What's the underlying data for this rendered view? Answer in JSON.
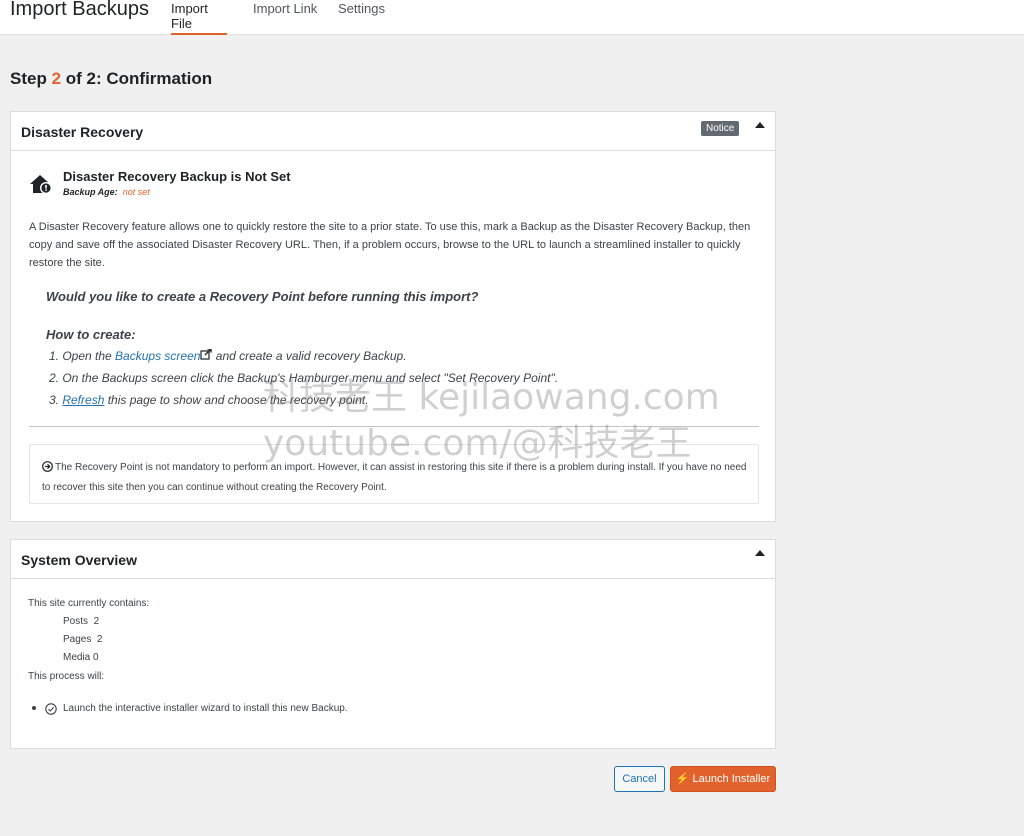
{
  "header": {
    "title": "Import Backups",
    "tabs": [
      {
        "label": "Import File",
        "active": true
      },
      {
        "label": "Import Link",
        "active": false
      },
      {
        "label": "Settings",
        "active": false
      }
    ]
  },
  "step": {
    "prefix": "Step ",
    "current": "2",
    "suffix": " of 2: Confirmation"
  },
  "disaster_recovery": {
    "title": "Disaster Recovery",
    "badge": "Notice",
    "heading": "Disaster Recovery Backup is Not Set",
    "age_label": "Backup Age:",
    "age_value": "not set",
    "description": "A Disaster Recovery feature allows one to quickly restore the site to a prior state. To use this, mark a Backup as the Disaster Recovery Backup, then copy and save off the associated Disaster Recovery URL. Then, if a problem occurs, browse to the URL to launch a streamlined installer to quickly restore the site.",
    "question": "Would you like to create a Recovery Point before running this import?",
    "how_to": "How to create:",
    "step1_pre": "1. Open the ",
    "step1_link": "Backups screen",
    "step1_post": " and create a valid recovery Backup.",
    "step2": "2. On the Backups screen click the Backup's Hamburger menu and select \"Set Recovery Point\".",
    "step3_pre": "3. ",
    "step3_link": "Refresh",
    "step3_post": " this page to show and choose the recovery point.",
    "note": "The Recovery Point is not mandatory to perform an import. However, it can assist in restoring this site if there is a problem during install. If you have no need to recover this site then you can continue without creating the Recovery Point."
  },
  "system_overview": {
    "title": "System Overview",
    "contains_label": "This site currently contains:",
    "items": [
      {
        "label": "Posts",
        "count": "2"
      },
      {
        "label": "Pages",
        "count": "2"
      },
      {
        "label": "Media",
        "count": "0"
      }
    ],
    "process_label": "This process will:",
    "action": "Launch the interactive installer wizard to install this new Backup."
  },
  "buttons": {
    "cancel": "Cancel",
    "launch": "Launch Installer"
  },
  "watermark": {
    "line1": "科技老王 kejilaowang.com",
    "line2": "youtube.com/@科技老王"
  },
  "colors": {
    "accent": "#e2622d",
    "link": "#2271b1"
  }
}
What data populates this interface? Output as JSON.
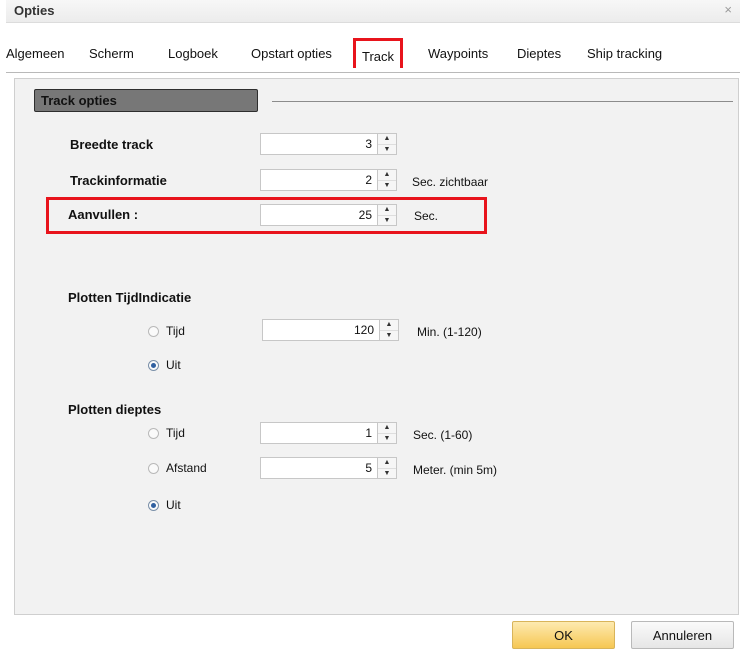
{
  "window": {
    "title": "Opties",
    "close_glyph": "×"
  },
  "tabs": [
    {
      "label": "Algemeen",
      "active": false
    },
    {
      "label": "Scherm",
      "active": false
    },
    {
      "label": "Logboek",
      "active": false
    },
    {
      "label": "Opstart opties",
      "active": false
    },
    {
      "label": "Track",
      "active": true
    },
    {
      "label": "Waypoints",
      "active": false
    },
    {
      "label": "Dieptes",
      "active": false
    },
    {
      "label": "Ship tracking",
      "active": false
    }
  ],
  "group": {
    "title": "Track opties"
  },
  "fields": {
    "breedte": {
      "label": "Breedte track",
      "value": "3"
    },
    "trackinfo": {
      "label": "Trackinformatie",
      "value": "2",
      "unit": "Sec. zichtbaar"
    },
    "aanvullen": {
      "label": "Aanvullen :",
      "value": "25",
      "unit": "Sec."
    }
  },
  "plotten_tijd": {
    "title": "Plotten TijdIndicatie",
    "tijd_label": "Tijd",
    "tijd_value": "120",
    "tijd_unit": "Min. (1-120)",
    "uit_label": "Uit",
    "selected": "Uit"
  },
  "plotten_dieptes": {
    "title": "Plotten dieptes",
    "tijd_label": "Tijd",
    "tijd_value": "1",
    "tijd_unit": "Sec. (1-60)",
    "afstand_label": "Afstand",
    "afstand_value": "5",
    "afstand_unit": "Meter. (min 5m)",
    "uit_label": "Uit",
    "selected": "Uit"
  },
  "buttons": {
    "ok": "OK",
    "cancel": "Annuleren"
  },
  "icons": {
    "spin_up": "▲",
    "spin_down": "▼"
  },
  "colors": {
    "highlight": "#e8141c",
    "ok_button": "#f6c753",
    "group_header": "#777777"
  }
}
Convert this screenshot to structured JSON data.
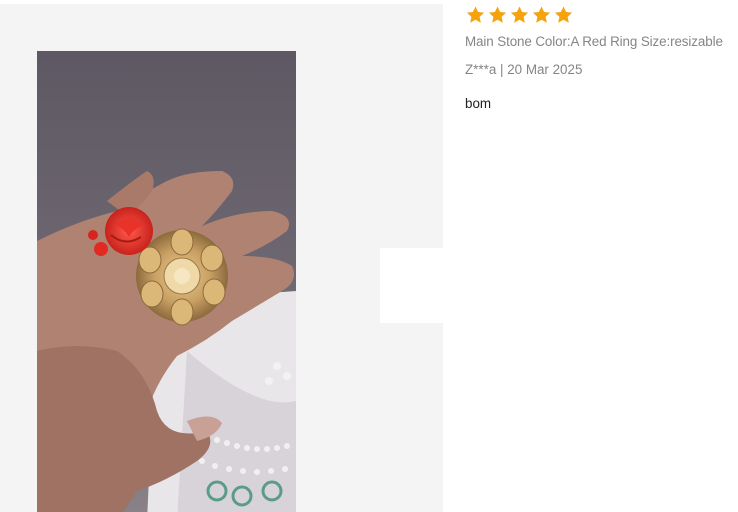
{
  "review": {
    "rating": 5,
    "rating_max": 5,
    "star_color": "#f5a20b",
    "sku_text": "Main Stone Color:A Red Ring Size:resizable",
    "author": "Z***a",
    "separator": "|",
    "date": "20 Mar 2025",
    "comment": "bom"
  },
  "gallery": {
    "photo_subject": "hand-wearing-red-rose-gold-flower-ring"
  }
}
---*---
**WRITTEN EXERCISE:** Pick out every line with the string "data" and copy it.

**RESULT OF THE TASK:**
What's the underlying data for this rendered view? Answer in JSON.
What data populates this interface? Output as JSON.
Convert this screenshot to structured JSON data.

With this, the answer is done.